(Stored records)
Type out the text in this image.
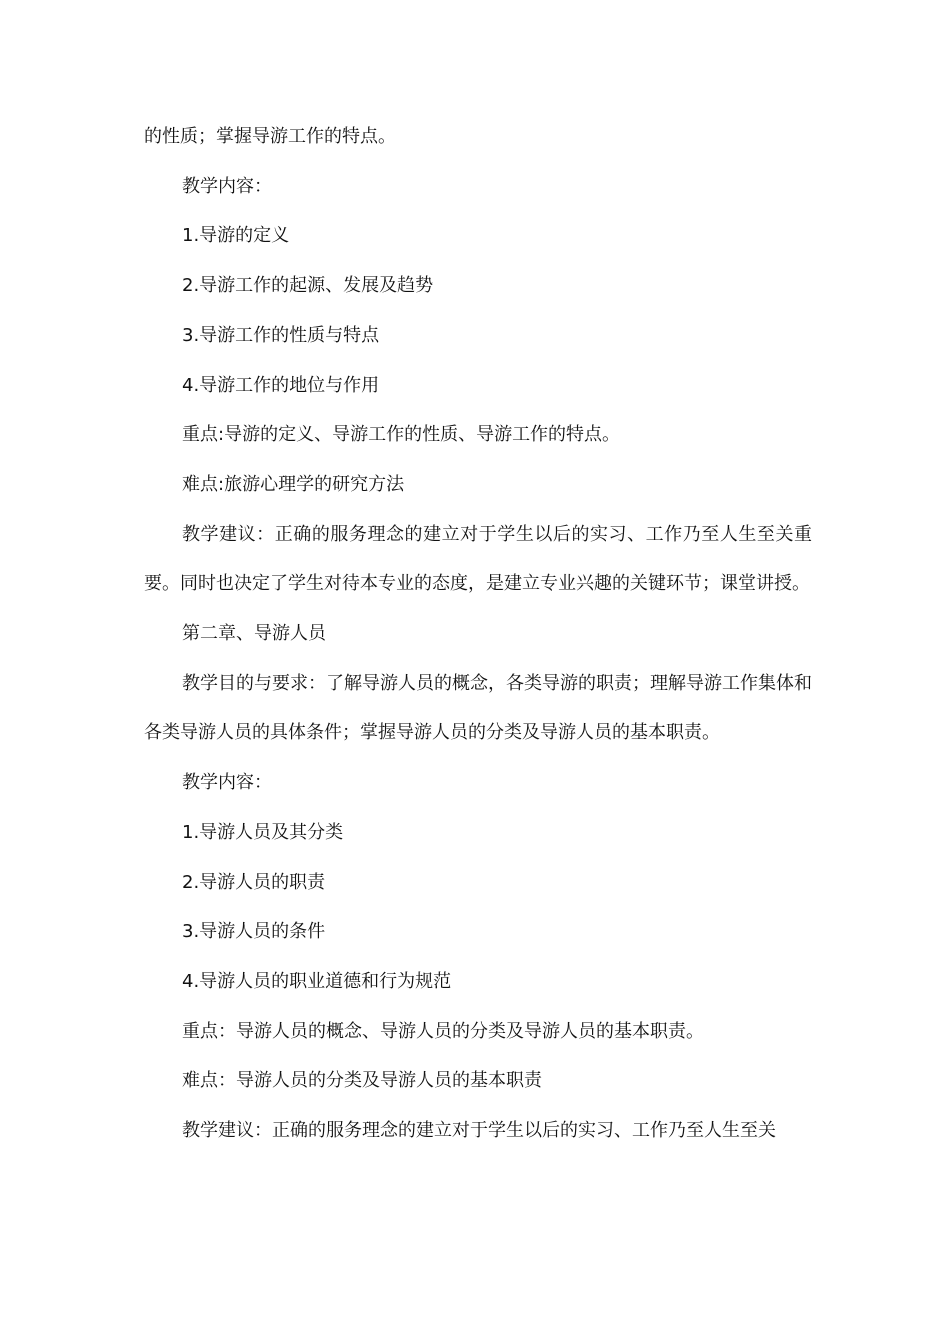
的性质；掌握导游工作的特点。

教学内容：

1.导游的定义

2.导游工作的起源、发展及趋势

3.导游工作的性质与特点

4.导游工作的地位与作用

重点:导游的定义、导游工作的性质、导游工作的特点。

难点:旅游心理学的研究方法

教学建议：正确的服务理念的建立对于学生以后的实习、工作乃至人生至关重要。同时也决定了学生对待本专业的态度，是建立专业兴趣的关键环节；课堂讲授。

第二章、导游人员

教学目的与要求：了解导游人员的概念，各类导游的职责；理解导游工作集体和各类导游人员的具体条件；掌握导游人员的分类及导游人员的基本职责。

教学内容：

1.导游人员及其分类

2.导游人员的职责

3.导游人员的条件

4.导游人员的职业道德和行为规范

重点：导游人员的概念、导游人员的分类及导游人员的基本职责。

难点：导游人员的分类及导游人员的基本职责

教学建议：正确的服务理念的建立对于学生以后的实习、工作乃至人生至关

* Set exercise
Go through the listing above and locate each line that holds the word "教学建议". Copy those lines.

* Reply
教学建议：正确的服务理念的建立对于学生以后的实习、工作乃至人生至关重要。同时也决定了学生对待本专业的态度，是建立专业兴趣的关键环节；课堂讲授。
教学建议：正确的服务理念的建立对于学生以后的实习、工作乃至人生至关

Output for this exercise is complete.